> **EXERCISE A**: In the rows below, repeat word for word the lines that begin at the line containing "- paragraph-line: 用" and stop after the line containing "- section-heading: 四、本月工作心得：: [172, 293, 364, 317]".

> **SOURCE EXTRACT**:
[start]

Treatment of suspects and convicted criminals who flee from abroad to Lebanon is a particular problem. Lebanese law prohibits the extradition of its nationals, yet there have been extraditions in the past. In 2019, Beirut rendered to the United States a dual Lebanese American citizen accused of abducting his 4-year-old son. While the country seldom extradites its alleged felons, Lebanon could prosecute and convict these individuals at home if a foreign country requests it and provides the case files. This rarely occurs, however, and the lackadaisical approach to lawbreakers has essentially established Lebanon as a premier sanctuary state.
The latest embarrassment concerns Rami Adwan, the Lebanese ambassador to France accused in June of raping two female employees of his embassy. After investigating these and other claims of abuse, Paris requested that Beirut lift the diplomat’s immunity to allow his prosecution to proceed in France. Instead of compelling the ambassador to face the allegations, however, the Lebanese foreign ministry recalled him to Beirut, thereby protecting the envoy from prosecution.
Like Adwan, Riad Salameh, the longtime governor of Lebanon’s central bank, is also being shielded from legal jeopardy abroad. In May, both France and Germany issued international arrest warrants for Salameh on corruption charges. Salameh, who stepped down this week after serving for 30 years, stands accused of pilfering some $300 million from the central bank during his tenure, a term that culminated with Lebanon’s financial collapse. Given the perennial endemic and massive graft that has bankrupted the state, Salameh’s alleged crimes barely stand out. But for many in Lebanon and abroad, he has become a symbol of official misconduct.
The Lebanese judiciary ordered the confiscation of Salameh’s passport, ostensibly to prevent him from going on the lam. It’s more likely, however, that Beirut wants to prevent him from traveling abroad and testifying in Europe, perhaps turning state’s evidence and potentially implicating dozens of Lebanon’s top politicos and bankers. After serving in this key financial role for so long, Salameh knows where the Lebanese power elite’s bodies are buried. It’s difficult to imagine he will venture abroad again.
Perhaps the most famous recipient of safe haven in Lebanon is Carlos Ghosn, the erstwhile CEO of Renault and Nissan. The businessman, who holds Lebanese, Brazilian, and French citizenship, was arrested in Japan in 2018 for financial misconduct and misuse of corporate assets. While on bail in 2019, Ghosn was smuggled out of Japan in a large audio equipment box, eventually finding safe haven in Lebanon. Despite being wanted by Tokyo and Paris, the tycoon resides comfortably in Beirut with his wife and estimated $70 million fortune.

[end]

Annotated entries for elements
[start]

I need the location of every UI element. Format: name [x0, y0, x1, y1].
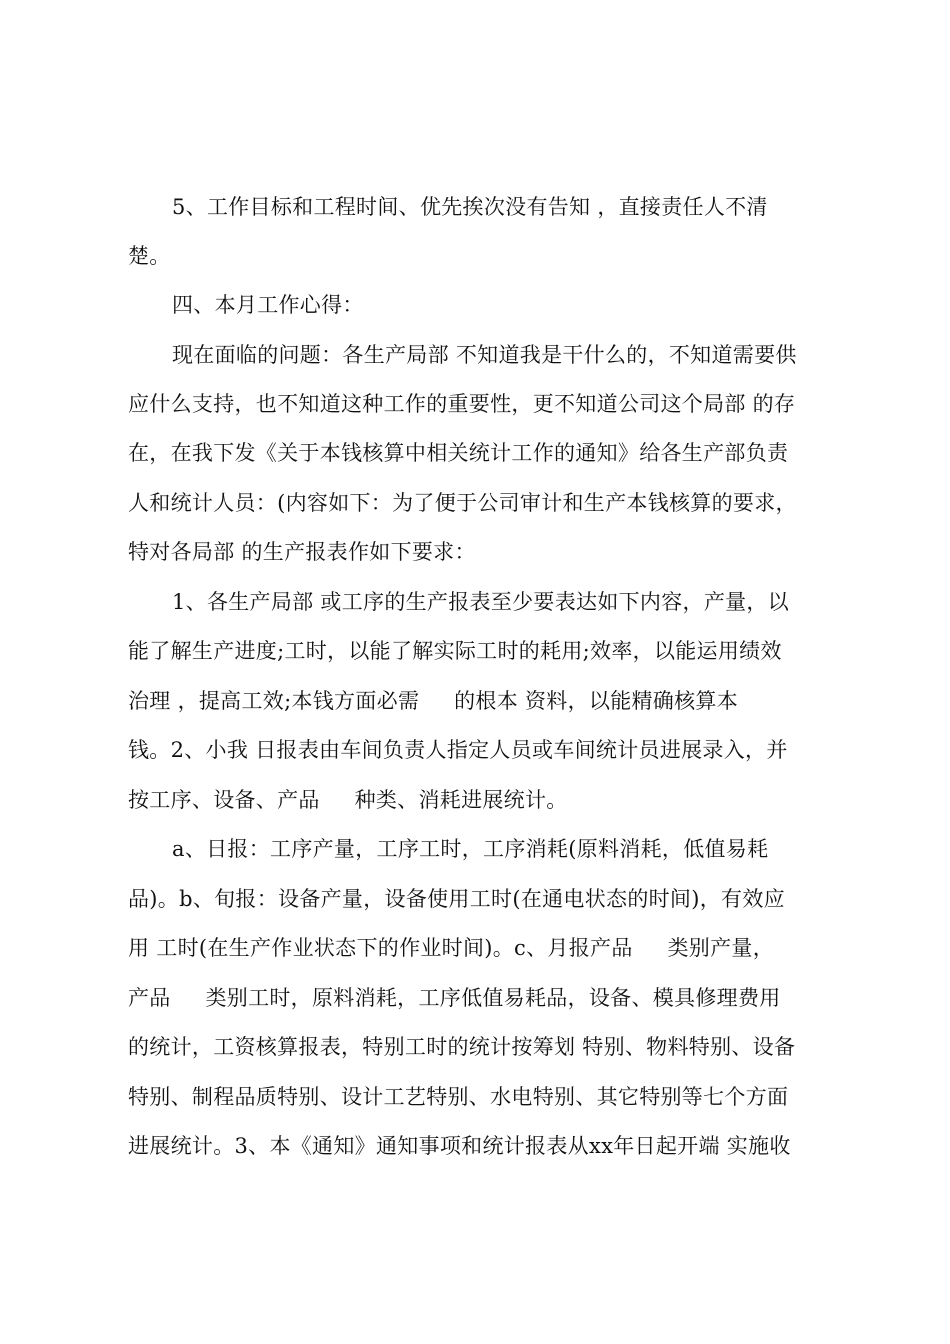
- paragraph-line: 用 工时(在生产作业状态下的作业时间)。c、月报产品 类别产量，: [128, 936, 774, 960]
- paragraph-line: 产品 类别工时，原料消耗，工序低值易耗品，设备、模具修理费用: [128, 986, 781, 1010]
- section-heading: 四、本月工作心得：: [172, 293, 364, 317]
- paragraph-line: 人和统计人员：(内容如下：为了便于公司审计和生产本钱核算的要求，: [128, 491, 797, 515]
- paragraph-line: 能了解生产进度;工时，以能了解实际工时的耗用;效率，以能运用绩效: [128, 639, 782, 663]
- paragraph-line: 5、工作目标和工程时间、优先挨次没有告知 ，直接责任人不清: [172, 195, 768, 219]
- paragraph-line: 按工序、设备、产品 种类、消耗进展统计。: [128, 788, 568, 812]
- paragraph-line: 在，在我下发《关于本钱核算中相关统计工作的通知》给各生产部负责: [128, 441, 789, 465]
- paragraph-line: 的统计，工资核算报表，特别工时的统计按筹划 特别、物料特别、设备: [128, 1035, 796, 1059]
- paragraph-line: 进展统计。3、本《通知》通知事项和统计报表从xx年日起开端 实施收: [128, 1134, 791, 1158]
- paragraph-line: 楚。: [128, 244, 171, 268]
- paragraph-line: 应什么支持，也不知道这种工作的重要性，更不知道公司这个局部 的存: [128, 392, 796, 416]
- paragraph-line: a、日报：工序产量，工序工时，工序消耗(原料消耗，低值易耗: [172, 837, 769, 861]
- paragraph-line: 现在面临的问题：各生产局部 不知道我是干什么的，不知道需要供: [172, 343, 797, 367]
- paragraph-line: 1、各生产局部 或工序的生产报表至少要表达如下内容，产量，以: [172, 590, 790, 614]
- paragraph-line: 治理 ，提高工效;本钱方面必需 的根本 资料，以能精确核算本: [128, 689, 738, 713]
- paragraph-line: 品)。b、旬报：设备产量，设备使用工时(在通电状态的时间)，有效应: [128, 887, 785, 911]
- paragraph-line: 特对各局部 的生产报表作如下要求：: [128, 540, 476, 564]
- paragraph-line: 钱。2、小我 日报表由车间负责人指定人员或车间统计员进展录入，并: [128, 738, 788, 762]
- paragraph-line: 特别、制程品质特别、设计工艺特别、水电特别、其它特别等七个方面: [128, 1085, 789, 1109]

[end]

> **EXERCISE B**: From the passage above on Lebanon as a refuge for fugitives, quote the portion that begins at the words "The Lebanese judiciary" and stops after the words "venture abroad again.".

> **EXPECTED OUTPUT A**:
- paragraph-line: 用 工时(在生产作业状态下的作业时间)。c、月报产品 类别产量，: [128, 936, 774, 960]
- paragraph-line: 产品 类别工时，原料消耗，工序低值易耗品，设备、模具修理费用: [128, 986, 781, 1010]
- section-heading: 四、本月工作心得：: [172, 293, 364, 317]

> **EXPECTED OUTPUT B**:
The Lebanese judiciary ordered the confiscation of Salameh’s passport, ostensibly to prevent him from going on the lam. It’s more likely, however, that Beirut wants to prevent him from traveling abroad and testifying in Europe, perhaps turning state’s evidence and potentially implicating dozens of Lebanon’s top politicos and bankers. After serving in this key financial role for so long, Salameh knows where the Lebanese power elite’s bodies are buried. It’s difficult to imagine he will venture abroad again.